- _Set problem_
Restate all of the entries exactly, dropping any pictures they hold.

-- begin Records for this exercise --

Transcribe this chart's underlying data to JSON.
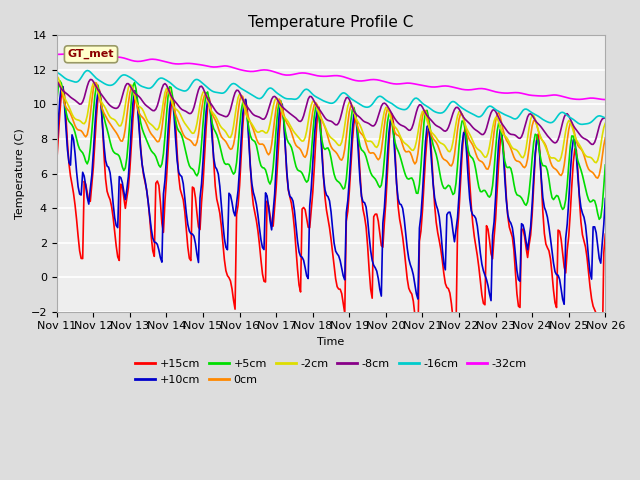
{
  "title": "Temperature Profile C",
  "xlabel": "Time",
  "ylabel": "Temperature (C)",
  "ylim": [
    -2,
    14
  ],
  "yticks": [
    -2,
    0,
    2,
    4,
    6,
    8,
    10,
    12,
    14
  ],
  "xlim": [
    0,
    360
  ],
  "xtick_positions": [
    0,
    24,
    48,
    72,
    96,
    120,
    144,
    168,
    192,
    216,
    240,
    264,
    288,
    312,
    336,
    360
  ],
  "xtick_labels": [
    "Nov 11",
    "Nov 12",
    "Nov 13",
    "Nov 14",
    "Nov 15",
    "Nov 16",
    "Nov 17",
    "Nov 18",
    "Nov 19",
    "Nov 20",
    "Nov 21",
    "Nov 22",
    "Nov 23",
    "Nov 24",
    "Nov 25",
    "Nov 26"
  ],
  "series": [
    {
      "label": "+15cm",
      "color": "#ff0000",
      "lw": 1.2
    },
    {
      "label": "+10cm",
      "color": "#0000cc",
      "lw": 1.2
    },
    {
      "label": "+5cm",
      "color": "#00dd00",
      "lw": 1.2
    },
    {
      "label": "0cm",
      "color": "#ff8800",
      "lw": 1.2
    },
    {
      "label": "-2cm",
      "color": "#dddd00",
      "lw": 1.2
    },
    {
      "label": "-8cm",
      "color": "#880088",
      "lw": 1.2
    },
    {
      "label": "-16cm",
      "color": "#00cccc",
      "lw": 1.2
    },
    {
      "label": "-32cm",
      "color": "#ff00ff",
      "lw": 1.2
    }
  ],
  "legend_label": "GT_met",
  "legend_label_color": "#8B0000",
  "legend_bg_color": "#ffffcc",
  "bg_color": "#dddddd",
  "plot_bg_color": "#eeeeee",
  "title_fontsize": 11,
  "axis_label_fontsize": 8,
  "tick_fontsize": 8
}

-- end Records for this exercise --

- _Answer to this task_
Transcribe this chart's underlying data to JSON.
{
  "title": "Temperature Profile C",
  "xlabel": "Time",
  "ylabel": "Temperature (C)",
  "ylim": [
    -2,
    14
  ],
  "yticks": [
    -2,
    0,
    2,
    4,
    6,
    8,
    10,
    12,
    14
  ],
  "xlim": [
    0,
    360
  ],
  "xtick_positions": [
    0,
    24,
    48,
    72,
    96,
    120,
    144,
    168,
    192,
    216,
    240,
    264,
    288,
    312,
    336,
    360
  ],
  "xtick_labels": [
    "Nov 11",
    "Nov 12",
    "Nov 13",
    "Nov 14",
    "Nov 15",
    "Nov 16",
    "Nov 17",
    "Nov 18",
    "Nov 19",
    "Nov 20",
    "Nov 21",
    "Nov 22",
    "Nov 23",
    "Nov 24",
    "Nov 25",
    "Nov 26"
  ],
  "series": [
    {
      "label": "+15cm",
      "color": "#ff0000",
      "lw": 1.2
    },
    {
      "label": "+10cm",
      "color": "#0000cc",
      "lw": 1.2
    },
    {
      "label": "+5cm",
      "color": "#00dd00",
      "lw": 1.2
    },
    {
      "label": "0cm",
      "color": "#ff8800",
      "lw": 1.2
    },
    {
      "label": "-2cm",
      "color": "#dddd00",
      "lw": 1.2
    },
    {
      "label": "-8cm",
      "color": "#880088",
      "lw": 1.2
    },
    {
      "label": "-16cm",
      "color": "#00cccc",
      "lw": 1.2
    },
    {
      "label": "-32cm",
      "color": "#ff00ff",
      "lw": 1.2
    }
  ],
  "legend_label": "GT_met",
  "legend_label_color": "#8B0000",
  "legend_bg_color": "#ffffcc",
  "bg_color": "#dddddd",
  "plot_bg_color": "#eeeeee",
  "title_fontsize": 11,
  "axis_label_fontsize": 8,
  "tick_fontsize": 8
}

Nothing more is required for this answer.